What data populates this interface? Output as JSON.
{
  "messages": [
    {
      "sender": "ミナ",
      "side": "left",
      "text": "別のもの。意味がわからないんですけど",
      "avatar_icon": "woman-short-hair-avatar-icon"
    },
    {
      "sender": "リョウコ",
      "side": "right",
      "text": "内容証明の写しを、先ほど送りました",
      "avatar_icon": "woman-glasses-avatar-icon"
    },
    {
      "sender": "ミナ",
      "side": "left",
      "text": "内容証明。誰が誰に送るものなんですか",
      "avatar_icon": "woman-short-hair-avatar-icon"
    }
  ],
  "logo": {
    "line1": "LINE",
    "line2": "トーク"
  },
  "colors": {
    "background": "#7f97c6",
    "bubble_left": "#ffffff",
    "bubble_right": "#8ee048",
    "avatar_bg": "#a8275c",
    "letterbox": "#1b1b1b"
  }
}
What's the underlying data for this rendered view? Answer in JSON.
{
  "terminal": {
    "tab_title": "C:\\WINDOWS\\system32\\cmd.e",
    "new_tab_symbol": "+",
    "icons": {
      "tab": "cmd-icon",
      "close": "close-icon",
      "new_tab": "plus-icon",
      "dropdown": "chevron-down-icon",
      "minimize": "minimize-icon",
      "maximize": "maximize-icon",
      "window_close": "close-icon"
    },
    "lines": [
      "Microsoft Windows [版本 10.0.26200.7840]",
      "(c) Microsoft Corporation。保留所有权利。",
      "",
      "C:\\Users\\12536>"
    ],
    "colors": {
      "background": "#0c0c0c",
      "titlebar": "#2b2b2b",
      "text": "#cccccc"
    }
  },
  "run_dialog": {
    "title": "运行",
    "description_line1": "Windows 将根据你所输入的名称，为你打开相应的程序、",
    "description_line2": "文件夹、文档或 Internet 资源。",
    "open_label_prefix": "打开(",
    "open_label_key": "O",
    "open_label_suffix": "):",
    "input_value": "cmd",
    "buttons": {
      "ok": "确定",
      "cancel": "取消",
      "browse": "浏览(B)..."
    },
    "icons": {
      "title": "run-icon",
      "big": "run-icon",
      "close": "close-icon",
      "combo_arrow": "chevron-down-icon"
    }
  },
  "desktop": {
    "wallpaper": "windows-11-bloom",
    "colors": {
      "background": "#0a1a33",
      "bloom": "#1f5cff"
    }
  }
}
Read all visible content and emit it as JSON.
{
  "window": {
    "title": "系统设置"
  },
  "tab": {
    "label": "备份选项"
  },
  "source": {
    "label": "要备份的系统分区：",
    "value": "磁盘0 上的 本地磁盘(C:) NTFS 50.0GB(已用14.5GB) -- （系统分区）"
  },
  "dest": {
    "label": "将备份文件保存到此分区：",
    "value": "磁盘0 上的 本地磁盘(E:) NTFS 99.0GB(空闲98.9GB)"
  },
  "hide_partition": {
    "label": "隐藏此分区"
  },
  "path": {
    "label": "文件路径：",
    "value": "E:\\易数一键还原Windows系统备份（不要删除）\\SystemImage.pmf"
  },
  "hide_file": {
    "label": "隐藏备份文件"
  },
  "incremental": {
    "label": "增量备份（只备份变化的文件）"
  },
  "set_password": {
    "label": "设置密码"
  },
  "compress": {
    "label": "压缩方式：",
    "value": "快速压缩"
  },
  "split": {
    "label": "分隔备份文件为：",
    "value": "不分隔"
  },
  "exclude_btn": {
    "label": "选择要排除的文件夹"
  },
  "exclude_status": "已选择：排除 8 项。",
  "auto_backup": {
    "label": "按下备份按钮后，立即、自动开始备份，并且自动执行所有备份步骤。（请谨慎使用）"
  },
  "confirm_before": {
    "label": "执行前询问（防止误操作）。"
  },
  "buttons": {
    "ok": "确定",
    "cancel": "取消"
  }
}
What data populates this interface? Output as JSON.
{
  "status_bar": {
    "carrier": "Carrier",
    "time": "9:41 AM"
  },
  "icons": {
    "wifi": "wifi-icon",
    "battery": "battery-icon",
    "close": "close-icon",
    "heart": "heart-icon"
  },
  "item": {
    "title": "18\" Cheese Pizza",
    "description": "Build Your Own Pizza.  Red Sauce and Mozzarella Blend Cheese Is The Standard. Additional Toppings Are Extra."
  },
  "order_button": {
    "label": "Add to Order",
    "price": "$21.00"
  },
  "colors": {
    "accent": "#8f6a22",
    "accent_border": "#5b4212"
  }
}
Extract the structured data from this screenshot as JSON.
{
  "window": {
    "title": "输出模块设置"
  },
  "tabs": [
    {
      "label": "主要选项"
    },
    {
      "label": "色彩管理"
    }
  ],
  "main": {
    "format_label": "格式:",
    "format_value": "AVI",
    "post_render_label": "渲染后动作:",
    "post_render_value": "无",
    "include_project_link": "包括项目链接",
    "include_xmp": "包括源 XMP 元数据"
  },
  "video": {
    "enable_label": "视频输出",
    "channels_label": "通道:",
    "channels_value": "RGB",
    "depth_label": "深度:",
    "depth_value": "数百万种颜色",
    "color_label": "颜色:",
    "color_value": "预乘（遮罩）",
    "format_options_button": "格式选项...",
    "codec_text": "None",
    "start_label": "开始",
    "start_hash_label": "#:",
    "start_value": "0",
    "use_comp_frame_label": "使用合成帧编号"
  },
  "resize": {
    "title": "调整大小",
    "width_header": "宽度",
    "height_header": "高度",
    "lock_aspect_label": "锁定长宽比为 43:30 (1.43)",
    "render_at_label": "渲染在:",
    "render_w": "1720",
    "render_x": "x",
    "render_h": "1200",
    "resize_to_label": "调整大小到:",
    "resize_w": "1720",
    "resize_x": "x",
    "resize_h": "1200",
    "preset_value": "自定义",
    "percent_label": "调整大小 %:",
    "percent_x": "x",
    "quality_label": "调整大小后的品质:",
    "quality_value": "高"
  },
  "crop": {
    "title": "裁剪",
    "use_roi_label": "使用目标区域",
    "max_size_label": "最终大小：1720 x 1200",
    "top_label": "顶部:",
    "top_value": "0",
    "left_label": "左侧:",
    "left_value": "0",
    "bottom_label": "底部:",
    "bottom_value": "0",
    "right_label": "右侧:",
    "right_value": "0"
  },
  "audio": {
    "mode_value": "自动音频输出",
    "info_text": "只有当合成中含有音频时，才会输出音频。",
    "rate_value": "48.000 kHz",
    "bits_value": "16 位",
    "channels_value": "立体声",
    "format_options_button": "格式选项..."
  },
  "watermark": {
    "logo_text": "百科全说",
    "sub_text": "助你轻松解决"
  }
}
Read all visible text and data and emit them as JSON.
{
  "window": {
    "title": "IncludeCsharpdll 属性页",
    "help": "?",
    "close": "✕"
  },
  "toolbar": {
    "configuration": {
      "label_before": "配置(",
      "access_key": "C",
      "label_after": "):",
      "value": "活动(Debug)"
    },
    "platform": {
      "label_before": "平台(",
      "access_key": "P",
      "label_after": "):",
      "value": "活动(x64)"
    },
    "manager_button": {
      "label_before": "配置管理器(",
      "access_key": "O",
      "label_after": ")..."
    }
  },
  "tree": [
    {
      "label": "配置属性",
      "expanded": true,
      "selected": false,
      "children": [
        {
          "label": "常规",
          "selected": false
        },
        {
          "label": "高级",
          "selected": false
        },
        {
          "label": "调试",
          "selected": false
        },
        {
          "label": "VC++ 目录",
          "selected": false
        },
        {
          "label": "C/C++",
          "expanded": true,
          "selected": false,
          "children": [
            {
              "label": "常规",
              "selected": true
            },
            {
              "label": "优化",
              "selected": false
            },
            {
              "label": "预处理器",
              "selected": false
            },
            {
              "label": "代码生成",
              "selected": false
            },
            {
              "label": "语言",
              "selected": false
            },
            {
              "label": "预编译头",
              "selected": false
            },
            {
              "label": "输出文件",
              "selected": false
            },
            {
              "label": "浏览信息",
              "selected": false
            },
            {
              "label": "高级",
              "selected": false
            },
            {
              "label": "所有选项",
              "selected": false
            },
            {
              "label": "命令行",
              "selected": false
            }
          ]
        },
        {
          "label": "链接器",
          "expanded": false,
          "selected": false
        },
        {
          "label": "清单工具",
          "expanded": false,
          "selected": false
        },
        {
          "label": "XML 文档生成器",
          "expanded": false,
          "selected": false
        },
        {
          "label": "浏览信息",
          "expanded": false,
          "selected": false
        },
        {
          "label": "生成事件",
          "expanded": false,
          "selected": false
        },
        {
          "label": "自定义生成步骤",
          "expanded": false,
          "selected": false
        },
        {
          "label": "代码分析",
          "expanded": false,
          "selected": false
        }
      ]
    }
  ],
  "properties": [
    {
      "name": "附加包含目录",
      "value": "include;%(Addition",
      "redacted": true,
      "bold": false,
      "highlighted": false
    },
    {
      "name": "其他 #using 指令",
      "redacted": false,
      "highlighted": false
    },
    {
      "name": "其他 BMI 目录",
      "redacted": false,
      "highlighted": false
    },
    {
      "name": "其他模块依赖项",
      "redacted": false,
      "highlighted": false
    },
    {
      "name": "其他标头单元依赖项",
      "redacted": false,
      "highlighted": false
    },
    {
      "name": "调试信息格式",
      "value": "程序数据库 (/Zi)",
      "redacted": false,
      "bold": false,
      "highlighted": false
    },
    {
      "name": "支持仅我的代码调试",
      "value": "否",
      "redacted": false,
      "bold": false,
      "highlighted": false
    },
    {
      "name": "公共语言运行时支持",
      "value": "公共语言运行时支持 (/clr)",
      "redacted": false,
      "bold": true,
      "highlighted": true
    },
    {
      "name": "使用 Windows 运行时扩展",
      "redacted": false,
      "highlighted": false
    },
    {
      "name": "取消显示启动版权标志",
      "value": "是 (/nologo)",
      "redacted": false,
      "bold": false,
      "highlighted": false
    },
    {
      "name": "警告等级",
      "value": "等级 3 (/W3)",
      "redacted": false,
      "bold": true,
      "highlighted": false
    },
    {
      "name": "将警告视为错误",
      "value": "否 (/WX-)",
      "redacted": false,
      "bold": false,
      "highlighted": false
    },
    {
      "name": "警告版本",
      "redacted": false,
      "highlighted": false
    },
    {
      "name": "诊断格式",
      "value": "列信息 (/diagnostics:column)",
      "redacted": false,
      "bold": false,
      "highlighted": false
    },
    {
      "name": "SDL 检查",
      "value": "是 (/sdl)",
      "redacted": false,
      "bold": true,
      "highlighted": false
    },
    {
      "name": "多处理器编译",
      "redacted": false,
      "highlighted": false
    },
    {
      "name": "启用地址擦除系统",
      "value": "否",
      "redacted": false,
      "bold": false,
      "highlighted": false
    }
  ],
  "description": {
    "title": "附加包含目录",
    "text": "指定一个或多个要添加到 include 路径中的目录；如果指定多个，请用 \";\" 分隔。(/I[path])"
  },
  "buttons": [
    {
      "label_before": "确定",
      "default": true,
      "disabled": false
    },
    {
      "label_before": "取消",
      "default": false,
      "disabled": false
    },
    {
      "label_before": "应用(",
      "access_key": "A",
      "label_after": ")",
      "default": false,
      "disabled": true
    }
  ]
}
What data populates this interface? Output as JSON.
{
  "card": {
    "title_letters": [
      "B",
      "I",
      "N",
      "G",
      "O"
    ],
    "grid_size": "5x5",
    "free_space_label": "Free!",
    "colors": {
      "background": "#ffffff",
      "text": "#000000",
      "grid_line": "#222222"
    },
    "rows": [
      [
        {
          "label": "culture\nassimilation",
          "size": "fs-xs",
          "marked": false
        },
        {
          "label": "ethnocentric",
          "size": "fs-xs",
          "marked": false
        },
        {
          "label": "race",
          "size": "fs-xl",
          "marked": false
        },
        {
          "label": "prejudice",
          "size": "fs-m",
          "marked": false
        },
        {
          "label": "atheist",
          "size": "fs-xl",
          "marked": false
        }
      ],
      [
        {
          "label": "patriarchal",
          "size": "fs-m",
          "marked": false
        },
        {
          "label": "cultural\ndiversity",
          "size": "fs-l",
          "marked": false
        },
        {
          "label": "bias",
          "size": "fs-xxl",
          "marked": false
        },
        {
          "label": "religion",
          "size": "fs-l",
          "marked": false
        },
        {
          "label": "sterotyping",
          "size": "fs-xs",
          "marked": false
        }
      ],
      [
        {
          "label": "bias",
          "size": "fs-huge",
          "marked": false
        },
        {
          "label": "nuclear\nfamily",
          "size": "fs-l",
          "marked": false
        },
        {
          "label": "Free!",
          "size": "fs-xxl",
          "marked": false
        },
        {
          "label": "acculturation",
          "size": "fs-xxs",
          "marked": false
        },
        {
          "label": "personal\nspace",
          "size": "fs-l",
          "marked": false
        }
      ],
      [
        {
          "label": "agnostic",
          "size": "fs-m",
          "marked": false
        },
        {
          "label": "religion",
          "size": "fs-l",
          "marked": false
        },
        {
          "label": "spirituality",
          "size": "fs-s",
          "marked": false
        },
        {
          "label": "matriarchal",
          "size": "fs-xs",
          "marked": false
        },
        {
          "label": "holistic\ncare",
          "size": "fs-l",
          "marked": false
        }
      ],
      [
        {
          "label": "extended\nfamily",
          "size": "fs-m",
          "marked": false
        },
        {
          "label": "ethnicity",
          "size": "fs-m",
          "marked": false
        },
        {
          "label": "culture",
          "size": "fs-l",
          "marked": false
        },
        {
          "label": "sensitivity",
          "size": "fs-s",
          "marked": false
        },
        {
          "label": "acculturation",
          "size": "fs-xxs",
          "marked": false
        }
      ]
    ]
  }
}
####
### DIRECTIONS
Only lines that contain the word "background" are wanted; copy each of them.

### EXERCISE RESPONSE
    "background": "#7f97c6",
      "background": "#0c0c0c",
      "background": "#0a1a33",
      "background": "#ffffff",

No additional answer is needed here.